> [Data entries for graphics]
--- START ---
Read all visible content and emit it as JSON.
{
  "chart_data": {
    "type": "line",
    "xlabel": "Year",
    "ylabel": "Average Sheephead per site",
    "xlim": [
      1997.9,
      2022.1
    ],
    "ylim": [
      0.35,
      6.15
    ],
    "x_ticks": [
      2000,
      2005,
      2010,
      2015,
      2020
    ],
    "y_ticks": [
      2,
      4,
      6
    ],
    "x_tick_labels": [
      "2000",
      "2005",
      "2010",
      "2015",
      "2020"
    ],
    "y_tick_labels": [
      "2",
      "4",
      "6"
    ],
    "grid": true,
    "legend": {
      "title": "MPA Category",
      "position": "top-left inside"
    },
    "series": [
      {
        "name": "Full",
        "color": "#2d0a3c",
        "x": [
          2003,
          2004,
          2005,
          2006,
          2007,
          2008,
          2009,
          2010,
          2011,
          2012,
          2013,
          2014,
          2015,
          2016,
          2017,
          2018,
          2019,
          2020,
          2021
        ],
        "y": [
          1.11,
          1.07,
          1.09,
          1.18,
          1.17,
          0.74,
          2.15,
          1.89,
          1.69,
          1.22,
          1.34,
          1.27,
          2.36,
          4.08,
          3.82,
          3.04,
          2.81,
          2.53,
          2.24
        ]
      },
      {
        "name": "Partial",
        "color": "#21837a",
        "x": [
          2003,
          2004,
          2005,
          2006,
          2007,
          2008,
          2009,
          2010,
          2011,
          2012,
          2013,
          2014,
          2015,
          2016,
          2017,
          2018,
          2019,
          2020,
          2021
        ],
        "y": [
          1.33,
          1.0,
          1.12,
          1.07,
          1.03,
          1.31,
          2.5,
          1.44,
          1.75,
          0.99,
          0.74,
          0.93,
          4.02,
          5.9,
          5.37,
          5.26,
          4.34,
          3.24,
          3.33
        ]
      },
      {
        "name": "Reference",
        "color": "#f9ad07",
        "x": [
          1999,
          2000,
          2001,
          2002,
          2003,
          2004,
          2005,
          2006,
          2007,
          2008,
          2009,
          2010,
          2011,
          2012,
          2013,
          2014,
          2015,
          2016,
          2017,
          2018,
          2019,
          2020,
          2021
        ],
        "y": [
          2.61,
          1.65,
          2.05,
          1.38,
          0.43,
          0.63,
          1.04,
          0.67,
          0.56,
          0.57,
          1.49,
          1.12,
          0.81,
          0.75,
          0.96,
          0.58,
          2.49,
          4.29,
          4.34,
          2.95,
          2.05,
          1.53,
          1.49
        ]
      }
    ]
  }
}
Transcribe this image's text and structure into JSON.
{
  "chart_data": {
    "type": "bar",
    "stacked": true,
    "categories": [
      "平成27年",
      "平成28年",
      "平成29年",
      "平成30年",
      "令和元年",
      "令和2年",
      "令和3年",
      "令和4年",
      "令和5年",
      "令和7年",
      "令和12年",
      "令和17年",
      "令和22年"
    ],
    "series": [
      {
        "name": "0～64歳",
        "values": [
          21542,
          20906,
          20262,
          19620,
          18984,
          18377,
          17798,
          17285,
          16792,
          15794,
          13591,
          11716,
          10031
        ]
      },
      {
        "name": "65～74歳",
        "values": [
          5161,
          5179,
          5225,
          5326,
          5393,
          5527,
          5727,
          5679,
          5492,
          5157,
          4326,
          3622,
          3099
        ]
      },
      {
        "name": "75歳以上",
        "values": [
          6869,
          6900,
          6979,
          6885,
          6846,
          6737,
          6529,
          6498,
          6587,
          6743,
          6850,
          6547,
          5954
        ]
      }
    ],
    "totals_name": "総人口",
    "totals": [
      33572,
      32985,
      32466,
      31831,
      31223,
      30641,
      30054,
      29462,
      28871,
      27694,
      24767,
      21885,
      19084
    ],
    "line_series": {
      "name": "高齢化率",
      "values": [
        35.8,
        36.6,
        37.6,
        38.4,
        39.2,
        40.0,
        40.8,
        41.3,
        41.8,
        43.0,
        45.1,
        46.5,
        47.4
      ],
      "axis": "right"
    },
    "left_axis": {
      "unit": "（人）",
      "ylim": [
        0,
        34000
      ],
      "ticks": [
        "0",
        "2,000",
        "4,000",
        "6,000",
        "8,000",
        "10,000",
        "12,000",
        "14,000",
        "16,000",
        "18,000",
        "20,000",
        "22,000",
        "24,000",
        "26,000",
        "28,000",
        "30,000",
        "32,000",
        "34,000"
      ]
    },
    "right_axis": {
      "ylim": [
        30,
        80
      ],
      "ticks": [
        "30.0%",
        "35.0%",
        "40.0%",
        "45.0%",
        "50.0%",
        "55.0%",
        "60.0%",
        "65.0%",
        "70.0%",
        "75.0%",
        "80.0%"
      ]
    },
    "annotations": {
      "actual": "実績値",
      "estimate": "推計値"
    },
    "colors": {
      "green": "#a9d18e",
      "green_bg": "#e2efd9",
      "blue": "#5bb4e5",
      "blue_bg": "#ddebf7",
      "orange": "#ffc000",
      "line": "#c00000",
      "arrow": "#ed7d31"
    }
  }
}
--- END ---
> [Task details]
Every line that holds the word "JSON" should be extracted.

> [Full response]
Read all visible content and emit it as JSON.
Transcribe this image's text and structure into JSON.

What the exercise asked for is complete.